[Collected data entries]
^^^^

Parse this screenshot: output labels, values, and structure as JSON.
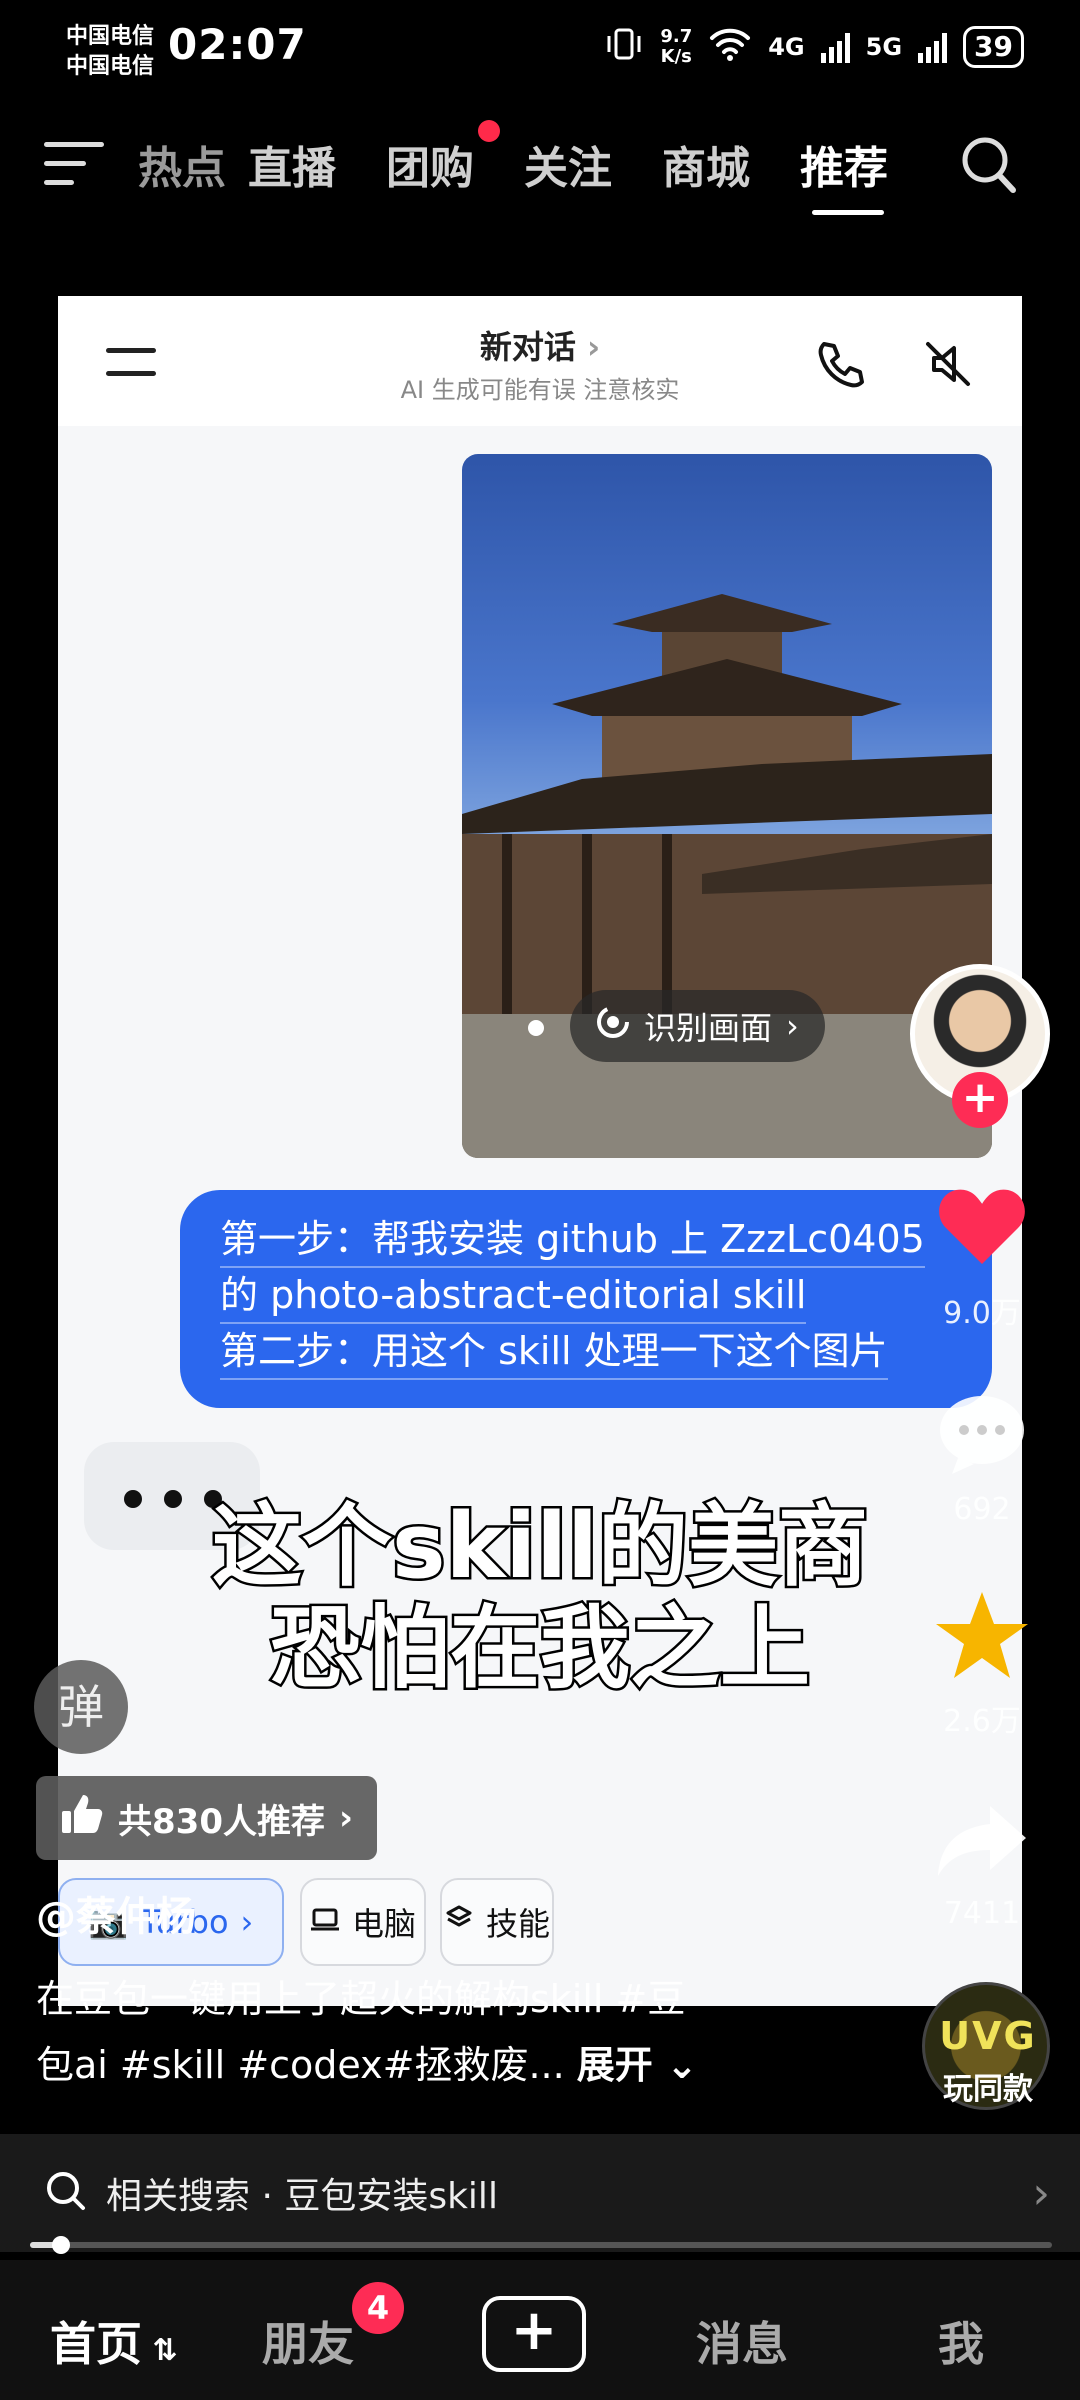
{
  "status_bar": {
    "carrier_1": "中国电信",
    "carrier_2": "中国电信",
    "time": "02:07",
    "net_speed_value": "9.7",
    "net_speed_unit": "K/s",
    "network_1": "4G",
    "network_2": "5G",
    "battery": "39"
  },
  "top_tabs": {
    "items": [
      "热点",
      "直播",
      "团购",
      "关注",
      "商城",
      "推荐"
    ],
    "active": "推荐"
  },
  "chat": {
    "title": "新对话",
    "subtitle": "AI 生成可能有误 注意核实",
    "identify_button": "识别画面",
    "message_lines": [
      "第一步：帮我安装 github 上 ZzzLc0405",
      "的 photo-abstract-editorial skill",
      "第二步：用这个 skill 处理一下这个图片"
    ],
    "modes": {
      "mode_1": "Turbo",
      "mode_1_prefix": "工作",
      "mode_2": "电脑",
      "mode_3": "技能"
    }
  },
  "overlay": {
    "line_1": "这个skill的美商",
    "line_2": "恐怕在我之上"
  },
  "side_rail": {
    "likes": "9.0万",
    "comments": "692",
    "favorites": "2.6万",
    "shares": "7411",
    "follow": "+"
  },
  "video_info": {
    "danmu_label": "弹",
    "recommend": "共830人推荐",
    "author": "@蔡仲杨",
    "caption_line_1": "在豆包一键用上了超火的解构skill #豆",
    "caption_line_2": "包ai #skill #codex#拯救废...",
    "expand": "展开",
    "music_label": "UVG",
    "music_sub": "玩同款"
  },
  "related_search": {
    "text": "相关搜索 · 豆包安装skill"
  },
  "playback": {
    "progress_fraction": 0.03
  },
  "bottom_nav": {
    "home": "首页",
    "friends": "朋友",
    "friends_badge": "4",
    "create": "+",
    "messages": "消息",
    "me": "我"
  },
  "colors": {
    "like_red": "#fe2c55",
    "bubble_blue": "#2b67ee",
    "favorite_gold": "#f7b500"
  }
}
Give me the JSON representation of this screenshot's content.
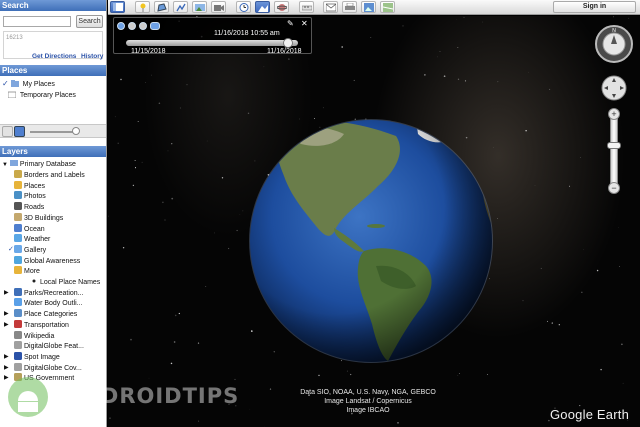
{
  "search": {
    "title": "Search",
    "button_label": "Search",
    "history_value": "16213",
    "get_directions": "Get Directions",
    "history_link": "History"
  },
  "places": {
    "title": "Places",
    "items": [
      {
        "label": "My Places",
        "icon": "folder-icon"
      },
      {
        "label": "Temporary Places",
        "icon": "folder-icon"
      }
    ]
  },
  "layers": {
    "title": "Layers",
    "root": "Primary Database",
    "items": [
      {
        "label": "Borders and Labels"
      },
      {
        "label": "Places"
      },
      {
        "label": "Photos"
      },
      {
        "label": "Roads"
      },
      {
        "label": "3D Buildings"
      },
      {
        "label": "Ocean"
      },
      {
        "label": "Weather"
      },
      {
        "label": "Gallery"
      },
      {
        "label": "Global Awareness"
      },
      {
        "label": "More"
      },
      {
        "label": "Local Place Names"
      },
      {
        "label": "Parks/Recreation..."
      },
      {
        "label": "Water Body Outli..."
      },
      {
        "label": "Place Categories"
      },
      {
        "label": "Transportation"
      },
      {
        "label": "Wikipedia"
      },
      {
        "label": "DigitalGlobe Feat..."
      },
      {
        "label": "Spot Image"
      },
      {
        "label": "DigitalGlobe Cov..."
      },
      {
        "label": "US Government"
      }
    ]
  },
  "toolbar": {
    "sign_in": "Sign in"
  },
  "time_slider": {
    "current": "11/16/2018  10:55 am",
    "start": "11/15/2018",
    "end": "11/16/2018",
    "position": 0.95
  },
  "map": {
    "attribution": [
      "Data SIO, NOAA, U.S. Navy, NGA, GEBCO",
      "Image Landsat / Copernicus",
      "Image IBCAO"
    ],
    "logo": "Google Earth"
  },
  "watermark": {
    "text": "GETDROIDTIPS"
  },
  "colors": {
    "panel_header": "#4a78c2",
    "link": "#2b52a8",
    "ocean": "#1d4d9e",
    "space": "#050505"
  }
}
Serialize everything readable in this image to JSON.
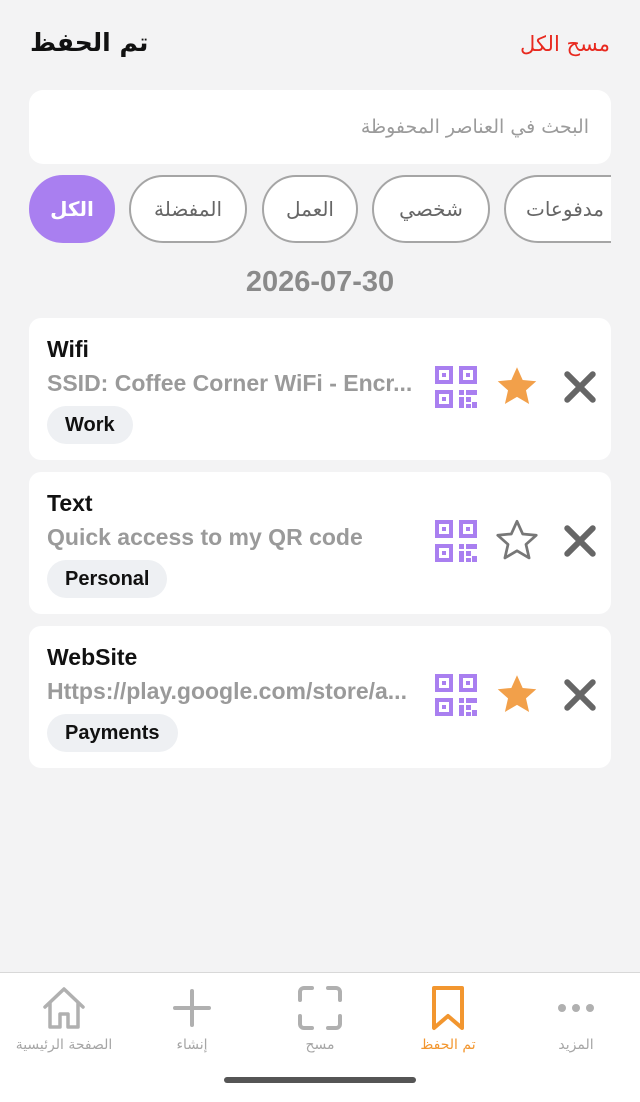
{
  "header": {
    "title": "تم الحفظ",
    "clear_label": "مسح الكل"
  },
  "search": {
    "placeholder": "البحث في العناصر المحفوظة",
    "value": ""
  },
  "filters": [
    {
      "label": "الكل",
      "active": true
    },
    {
      "label": "المفضلة",
      "active": false
    },
    {
      "label": "العمل",
      "active": false
    },
    {
      "label": "شخصي",
      "active": false
    },
    {
      "label": "مدفوعات",
      "active": false
    }
  ],
  "date_header": "2026-07-30",
  "items": [
    {
      "title": "Wifi",
      "subtitle": "SSID: Coffee Corner WiFi - Encr...",
      "tag": "Work",
      "favorite": true
    },
    {
      "title": "Text",
      "subtitle": "Quick access to my QR code",
      "tag": "Personal",
      "favorite": false
    },
    {
      "title": "WebSite",
      "subtitle": "Https://play.google.com/store/a...",
      "tag": "Payments",
      "favorite": true
    }
  ],
  "tabbar": {
    "home": "الصفحة الرئيسية",
    "create": "إنشاء",
    "scan": "مسح",
    "saved": "تم الحفظ",
    "more": "المزيد"
  },
  "colors": {
    "accent_purple": "#a97ff0",
    "star_orange": "#f2a04a",
    "active_tab": "#f2962f",
    "clear_red": "#e8291f",
    "icon_gray": "#666666"
  }
}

^^^^

• _What to work on_
Repeat each entry precisely as it appears. Leave the pictures out.

• _Completed exercise_
Parse this screenshot: output labels, values, and structure as JSON.
{
  "status_bar": {
    "carrier_1": "中国电信",
    "carrier_2": "中国电信",
    "time": "02:07",
    "net_speed_value": "9.7",
    "net_speed_unit": "K/s",
    "network_1": "4G",
    "network_2": "5G",
    "battery": "39"
  },
  "top_tabs": {
    "items": [
      "热点",
      "直播",
      "团购",
      "关注",
      "商城",
      "推荐"
    ],
    "active": "推荐"
  },
  "chat": {
    "title": "新对话",
    "subtitle": "AI 生成可能有误 注意核实",
    "identify_button": "识别画面",
    "message_lines": [
      "第一步：帮我安装 github 上 ZzzLc0405",
      "的 photo-abstract-editorial skill",
      "第二步：用这个 skill 处理一下这个图片"
    ],
    "modes": {
      "mode_1": "Turbo",
      "mode_1_prefix": "工作",
      "mode_2": "电脑",
      "mode_3": "技能"
    }
  },
  "overlay": {
    "line_1": "这个skill的美商",
    "line_2": "恐怕在我之上"
  },
  "side_rail": {
    "likes": "9.0万",
    "comments": "692",
    "favorites": "2.6万",
    "shares": "7411",
    "follow": "+"
  },
  "video_info": {
    "danmu_label": "弹",
    "recommend": "共830人推荐",
    "author": "@蔡仲杨",
    "caption_line_1": "在豆包一键用上了超火的解构skill #豆",
    "caption_line_2": "包ai #skill #codex#拯救废...",
    "expand": "展开",
    "music_label": "UVG",
    "music_sub": "玩同款"
  },
  "related_search": {
    "text": "相关搜索 · 豆包安装skill"
  },
  "playback": {
    "progress_fraction": 0.03
  },
  "bottom_nav": {
    "home": "首页",
    "friends": "朋友",
    "friends_badge": "4",
    "create": "+",
    "messages": "消息",
    "me": "我"
  },
  "colors": {
    "like_red": "#fe2c55",
    "bubble_blue": "#2b67ee",
    "favorite_gold": "#f7b500"
  }
}
Give me the JSON representation of this screenshot's content.
{
  "search": {
    "title": "Search",
    "button_label": "Search",
    "history_value": "16213",
    "get_directions": "Get Directions",
    "history_link": "History"
  },
  "places": {
    "title": "Places",
    "items": [
      {
        "label": "My Places",
        "icon": "folder-icon"
      },
      {
        "label": "Temporary Places",
        "icon": "folder-icon"
      }
    ]
  },
  "layers": {
    "title": "Layers",
    "root": "Primary Database",
    "items": [
      {
        "label": "Borders and Labels"
      },
      {
        "label": "Places"
      },
      {
        "label": "Photos"
      },
      {
        "label": "Roads"
      },
      {
        "label": "3D Buildings"
      },
      {
        "label": "Ocean"
      },
      {
        "label": "Weather"
      },
      {
        "label": "Gallery"
      },
      {
        "label": "Global Awareness"
      },
      {
        "label": "More"
      },
      {
        "label": "Local Place Names"
      },
      {
        "label": "Parks/Recreation..."
      },
      {
        "label": "Water Body Outli..."
      },
      {
        "label": "Place Categories"
      },
      {
        "label": "Transportation"
      },
      {
        "label": "Wikipedia"
      },
      {
        "label": "DigitalGlobe Feat..."
      },
      {
        "label": "Spot Image"
      },
      {
        "label": "DigitalGlobe Cov..."
      },
      {
        "label": "US Government"
      }
    ]
  },
  "toolbar": {
    "sign_in": "Sign in"
  },
  "time_slider": {
    "current": "11/16/2018  10:55 am",
    "start": "11/15/2018",
    "end": "11/16/2018",
    "position": 0.95
  },
  "map": {
    "attribution": [
      "Data SIO, NOAA, U.S. Navy, NGA, GEBCO",
      "Image Landsat / Copernicus",
      "Image IBCAO"
    ],
    "logo": "Google Earth"
  },
  "watermark": {
    "text": "GETDROIDTIPS"
  },
  "colors": {
    "panel_header": "#4a78c2",
    "link": "#2b52a8",
    "ocean": "#1d4d9e",
    "space": "#050505"
  }
}
Serialize everything readable in this image to JSON.
{
  "header": {
    "title": "تم الحفظ",
    "clear_label": "مسح الكل"
  },
  "search": {
    "placeholder": "البحث في العناصر المحفوظة",
    "value": ""
  },
  "filters": [
    {
      "label": "الكل",
      "active": true
    },
    {
      "label": "المفضلة",
      "active": false
    },
    {
      "label": "العمل",
      "active": false
    },
    {
      "label": "شخصي",
      "active": false
    },
    {
      "label": "مدفوعات",
      "active": false
    }
  ],
  "date_header": "2026-07-30",
  "items": [
    {
      "title": "Wifi",
      "subtitle": "SSID: Coffee Corner WiFi - Encr...",
      "tag": "Work",
      "favorite": true
    },
    {
      "title": "Text",
      "subtitle": "Quick access to my QR code",
      "tag": "Personal",
      "favorite": false
    },
    {
      "title": "WebSite",
      "subtitle": "Https://play.google.com/store/a...",
      "tag": "Payments",
      "favorite": true
    }
  ],
  "tabbar": {
    "home": "الصفحة الرئيسية",
    "create": "إنشاء",
    "scan": "مسح",
    "saved": "تم الحفظ",
    "more": "المزيد"
  },
  "colors": {
    "accent_purple": "#a97ff0",
    "star_orange": "#f2a04a",
    "active_tab": "#f2962f",
    "clear_red": "#e8291f",
    "icon_gray": "#666666"
  }
}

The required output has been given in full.